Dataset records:
· · ·

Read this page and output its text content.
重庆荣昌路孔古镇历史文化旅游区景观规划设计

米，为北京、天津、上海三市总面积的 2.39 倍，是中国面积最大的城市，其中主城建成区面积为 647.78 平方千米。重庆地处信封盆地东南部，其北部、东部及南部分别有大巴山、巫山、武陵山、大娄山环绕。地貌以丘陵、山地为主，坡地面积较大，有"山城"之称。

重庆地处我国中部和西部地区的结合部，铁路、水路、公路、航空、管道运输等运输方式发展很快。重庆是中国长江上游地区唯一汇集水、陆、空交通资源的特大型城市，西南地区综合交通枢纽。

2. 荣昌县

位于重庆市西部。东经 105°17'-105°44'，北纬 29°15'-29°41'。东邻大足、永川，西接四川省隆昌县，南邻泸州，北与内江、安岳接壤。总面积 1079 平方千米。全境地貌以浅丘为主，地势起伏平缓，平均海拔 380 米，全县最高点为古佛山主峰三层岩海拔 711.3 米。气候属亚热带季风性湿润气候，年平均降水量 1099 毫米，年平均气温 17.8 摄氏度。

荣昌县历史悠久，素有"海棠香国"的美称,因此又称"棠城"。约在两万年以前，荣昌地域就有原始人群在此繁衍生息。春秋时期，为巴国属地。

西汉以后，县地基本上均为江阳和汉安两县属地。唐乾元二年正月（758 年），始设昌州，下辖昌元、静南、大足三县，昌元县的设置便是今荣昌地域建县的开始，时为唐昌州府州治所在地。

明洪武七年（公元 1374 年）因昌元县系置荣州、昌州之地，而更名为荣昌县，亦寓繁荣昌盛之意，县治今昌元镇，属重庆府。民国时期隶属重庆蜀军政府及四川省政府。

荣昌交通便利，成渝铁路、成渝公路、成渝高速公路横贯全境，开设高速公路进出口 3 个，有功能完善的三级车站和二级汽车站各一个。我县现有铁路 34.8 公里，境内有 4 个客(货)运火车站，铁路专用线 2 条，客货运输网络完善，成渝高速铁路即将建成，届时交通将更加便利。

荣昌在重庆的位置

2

· · ·

WHAT IS ASKED: Quote the listing in full, please, keeping every line exact.

THE ANSWER:
Read this page and output its text content.
重庆荣昌路孔古镇历史文化旅游区景观规划设计

米，为北京、天津、上海三市总面积的 2.39 倍，是中国面积最大的城市，其中主城建成区面积为 647.78 平方千米。重庆地处信封盆地东南部，其北部、东部及南部分别有大巴山、巫山、武陵山、大娄山环绕。地貌以丘陵、山地为主，坡地面积较大，有"山城"之称。

重庆地处我国中部和西部地区的结合部，铁路、水路、公路、航空、管道运输等运输方式发展很快。重庆是中国长江上游地区唯一汇集水、陆、空交通资源的特大型城市，西南地区综合交通枢纽。

2. 荣昌县

位于重庆市西部。东经 105°17'-105°44'，北纬 29°15'-29°41'。东邻大足、永川，西接四川省隆昌县，南邻泸州，北与内江、安岳接壤。总面积 1079 平方千米。全境地貌以浅丘为主，地势起伏平缓，平均海拔 380 米，全县最高点为古佛山主峰三层岩海拔 711.3 米。气候属亚热带季风性湿润气候，年平均降水量 1099 毫米，年平均气温 17.8 摄氏度。

荣昌县历史悠久，素有"海棠香国"的美称,因此又称"棠城"。约在两万年以前，荣昌地域就有原始人群在此繁衍生息。春秋时期，为巴国属地。

西汉以后，县地基本上均为江阳和汉安两县属地。唐乾元二年正月（758 年），始设昌州，下辖昌元、静南、大足三县，昌元县的设置便是今荣昌地域建县的开始，时为唐昌州府州治所在地。

明洪武七年（公元 1374 年）因昌元县系置荣州、昌州之地，而更名为荣昌县，亦寓繁荣昌盛之意，县治今昌元镇，属重庆府。民国时期隶属重庆蜀军政府及四川省政府。

荣昌交通便利，成渝铁路、成渝公路、成渝高速公路横贯全境，开设高速公路进出口 3 个，有功能完善的三级车站和二级汽车站各一个。我县现有铁路 34.8 公里，境内有 4 个客(货)运火车站，铁路专用线 2 条，客货运输网络完善，成渝高速铁路即将建成，届时交通将更加便利。

荣昌在重庆的位置

2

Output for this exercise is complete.